▶ Task brief
Search the records for the word "территориальных" and report each line that has it.

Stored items
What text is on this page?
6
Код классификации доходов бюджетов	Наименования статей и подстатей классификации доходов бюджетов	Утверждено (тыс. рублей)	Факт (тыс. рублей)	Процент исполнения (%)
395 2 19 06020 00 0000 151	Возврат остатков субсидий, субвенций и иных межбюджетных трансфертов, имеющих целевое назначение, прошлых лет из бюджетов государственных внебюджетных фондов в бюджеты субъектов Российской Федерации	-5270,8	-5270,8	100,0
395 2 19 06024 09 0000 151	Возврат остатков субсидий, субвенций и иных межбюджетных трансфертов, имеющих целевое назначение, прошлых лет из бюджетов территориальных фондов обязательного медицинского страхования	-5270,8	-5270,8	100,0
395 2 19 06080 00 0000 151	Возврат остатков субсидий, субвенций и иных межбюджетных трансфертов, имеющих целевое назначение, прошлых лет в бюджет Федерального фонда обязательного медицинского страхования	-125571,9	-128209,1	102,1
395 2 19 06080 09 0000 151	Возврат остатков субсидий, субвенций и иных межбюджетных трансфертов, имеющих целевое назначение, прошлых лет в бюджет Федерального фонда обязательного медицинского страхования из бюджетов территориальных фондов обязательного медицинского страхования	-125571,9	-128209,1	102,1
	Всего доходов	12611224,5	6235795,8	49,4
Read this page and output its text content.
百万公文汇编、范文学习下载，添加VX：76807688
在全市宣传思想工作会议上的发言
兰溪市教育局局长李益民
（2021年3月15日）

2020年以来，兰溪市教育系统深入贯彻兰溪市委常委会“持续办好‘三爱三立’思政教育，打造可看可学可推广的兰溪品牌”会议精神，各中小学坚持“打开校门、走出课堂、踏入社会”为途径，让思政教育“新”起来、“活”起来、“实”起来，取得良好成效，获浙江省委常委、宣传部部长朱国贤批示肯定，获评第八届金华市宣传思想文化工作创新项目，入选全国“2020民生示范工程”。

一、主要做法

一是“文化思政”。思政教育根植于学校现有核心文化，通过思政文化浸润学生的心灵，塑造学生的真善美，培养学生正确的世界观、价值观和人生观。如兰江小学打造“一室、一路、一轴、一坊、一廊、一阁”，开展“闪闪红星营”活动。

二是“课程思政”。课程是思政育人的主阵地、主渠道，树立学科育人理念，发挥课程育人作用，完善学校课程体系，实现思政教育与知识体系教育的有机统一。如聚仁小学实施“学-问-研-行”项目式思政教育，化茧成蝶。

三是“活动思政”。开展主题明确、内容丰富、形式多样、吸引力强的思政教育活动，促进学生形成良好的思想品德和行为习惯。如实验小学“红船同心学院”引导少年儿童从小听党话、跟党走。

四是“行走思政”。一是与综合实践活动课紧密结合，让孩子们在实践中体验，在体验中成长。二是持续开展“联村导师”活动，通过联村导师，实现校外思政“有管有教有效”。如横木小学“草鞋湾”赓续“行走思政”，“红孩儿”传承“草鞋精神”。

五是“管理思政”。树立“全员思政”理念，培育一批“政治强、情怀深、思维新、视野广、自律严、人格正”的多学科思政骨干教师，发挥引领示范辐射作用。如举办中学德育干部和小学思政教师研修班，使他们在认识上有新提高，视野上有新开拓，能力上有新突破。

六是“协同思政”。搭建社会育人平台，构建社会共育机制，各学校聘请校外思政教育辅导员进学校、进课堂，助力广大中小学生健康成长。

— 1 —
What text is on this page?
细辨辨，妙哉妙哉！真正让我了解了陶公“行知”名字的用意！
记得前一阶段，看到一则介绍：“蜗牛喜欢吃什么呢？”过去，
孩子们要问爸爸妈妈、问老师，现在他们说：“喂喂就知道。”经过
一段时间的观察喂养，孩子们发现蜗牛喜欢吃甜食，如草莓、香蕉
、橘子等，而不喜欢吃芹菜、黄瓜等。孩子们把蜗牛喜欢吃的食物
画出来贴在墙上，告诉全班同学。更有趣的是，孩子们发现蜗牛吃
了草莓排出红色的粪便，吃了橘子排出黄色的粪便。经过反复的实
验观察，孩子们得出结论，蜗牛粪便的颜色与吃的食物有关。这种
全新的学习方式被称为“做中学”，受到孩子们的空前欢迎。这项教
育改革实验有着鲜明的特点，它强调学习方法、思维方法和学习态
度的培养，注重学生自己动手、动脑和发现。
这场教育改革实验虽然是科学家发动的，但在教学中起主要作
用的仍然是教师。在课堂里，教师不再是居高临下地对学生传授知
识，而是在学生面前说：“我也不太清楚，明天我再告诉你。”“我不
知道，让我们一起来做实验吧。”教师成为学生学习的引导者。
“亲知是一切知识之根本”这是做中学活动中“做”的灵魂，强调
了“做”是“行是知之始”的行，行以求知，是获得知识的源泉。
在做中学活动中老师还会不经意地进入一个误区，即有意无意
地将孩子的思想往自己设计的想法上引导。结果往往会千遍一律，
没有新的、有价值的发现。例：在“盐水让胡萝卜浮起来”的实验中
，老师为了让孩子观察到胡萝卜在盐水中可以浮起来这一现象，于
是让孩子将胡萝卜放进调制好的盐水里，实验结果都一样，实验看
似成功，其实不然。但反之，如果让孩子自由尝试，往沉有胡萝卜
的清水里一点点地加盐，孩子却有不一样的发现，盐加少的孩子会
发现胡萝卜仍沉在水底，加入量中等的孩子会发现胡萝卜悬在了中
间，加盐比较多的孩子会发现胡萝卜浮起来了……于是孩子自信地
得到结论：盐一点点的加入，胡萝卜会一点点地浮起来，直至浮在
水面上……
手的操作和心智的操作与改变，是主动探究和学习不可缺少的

▶ Result below
395 2 19 06024 09 0000 151	Возврат остатков субсидий, субвенций и иных межбюджетных трансфертов, имеющих целевое назначение, прошлых лет из бюджетов территориальных фондов обязательного медицинского страхования	-5270,8	-5270,8	100,0
395 2 19 06080 09 0000 151	Возврат остатков субсидий, субвенций и иных межбюджетных трансфертов, имеющих целевое назначение, прошлых лет в бюджет Федерального фонда обязательного медицинского страхования из бюджетов территориальных фондов обязательного медицинского страхования	-125571,9	-128209,1	102,1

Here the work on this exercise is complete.